━━━ INPUT FOR THIS TASK

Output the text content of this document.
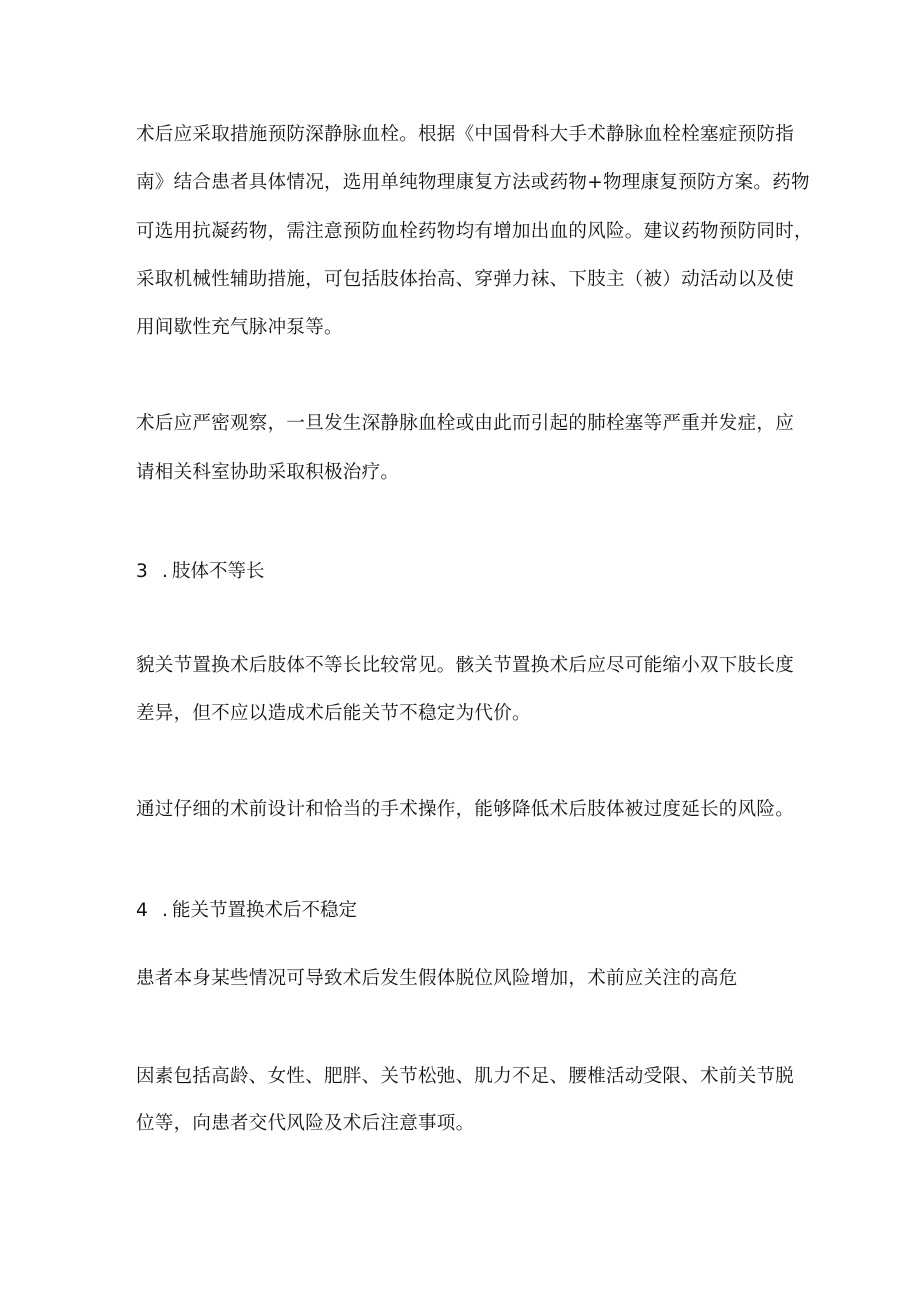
术后应采取措施预防深静脉血栓。根据《中国骨科大手术静脉血栓栓塞症预防指
南》结合患者具体情况，选用单纯物理康复方法或药物+物理康复预防方案。药物
可选用抗凝药物，需注意预防血栓药物均有增加出血的风险。建议药物预防同时，
采取机械性辅助措施，可包括肢体抬高、穿弹力袜、下肢主（被）动活动以及使
用间歇性充气脉冲泵等。
术后应严密观察，一旦发生深静脉血栓或由此而引起的肺栓塞等严重并发症，应
请相关科室协助采取积极治疗。
3 . 肢体不等长
貌关节置换术后肢体不等长比较常见。骸关节置换术后应尽可能缩小双下肢长度
差异，但不应以造成术后能关节不稳定为代价。
通过仔细的术前设计和恰当的手术操作，能够降低术后肢体被过度延长的风险。
4 . 能关节置换术后不稳定
患者本身某些情况可导致术后发生假体脱位风险增加，术前应关注的高危
因素包括高龄、女性、肥胖、关节松弛、肌力不足、腰椎活动受限、术前关节脱
位等，向患者交代风险及术后注意事项。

━━━━━━

TASK DIRECTIONS: Reproduce the entries above without change, omitting all pictures.

SOLUTION FOR THIS EXERCISE:
Output the text content of this document.
术后应采取措施预防深静脉血栓。根据《中国骨科大手术静脉血栓栓塞症预防指
南》结合患者具体情况，选用单纯物理康复方法或药物+物理康复预防方案。药物
可选用抗凝药物，需注意预防血栓药物均有增加出血的风险。建议药物预防同时，
采取机械性辅助措施，可包括肢体抬高、穿弹力袜、下肢主（被）动活动以及使
用间歇性充气脉冲泵等。
术后应严密观察，一旦发生深静脉血栓或由此而引起的肺栓塞等严重并发症，应
请相关科室协助采取积极治疗。
3 . 肢体不等长
貌关节置换术后肢体不等长比较常见。骸关节置换术后应尽可能缩小双下肢长度
差异，但不应以造成术后能关节不稳定为代价。
通过仔细的术前设计和恰当的手术操作，能够降低术后肢体被过度延长的风险。
4 . 能关节置换术后不稳定
患者本身某些情况可导致术后发生假体脱位风险增加，术前应关注的高危
因素包括高龄、女性、肥胖、关节松弛、肌力不足、腰椎活动受限、术前关节脱
位等，向患者交代风险及术后注意事项。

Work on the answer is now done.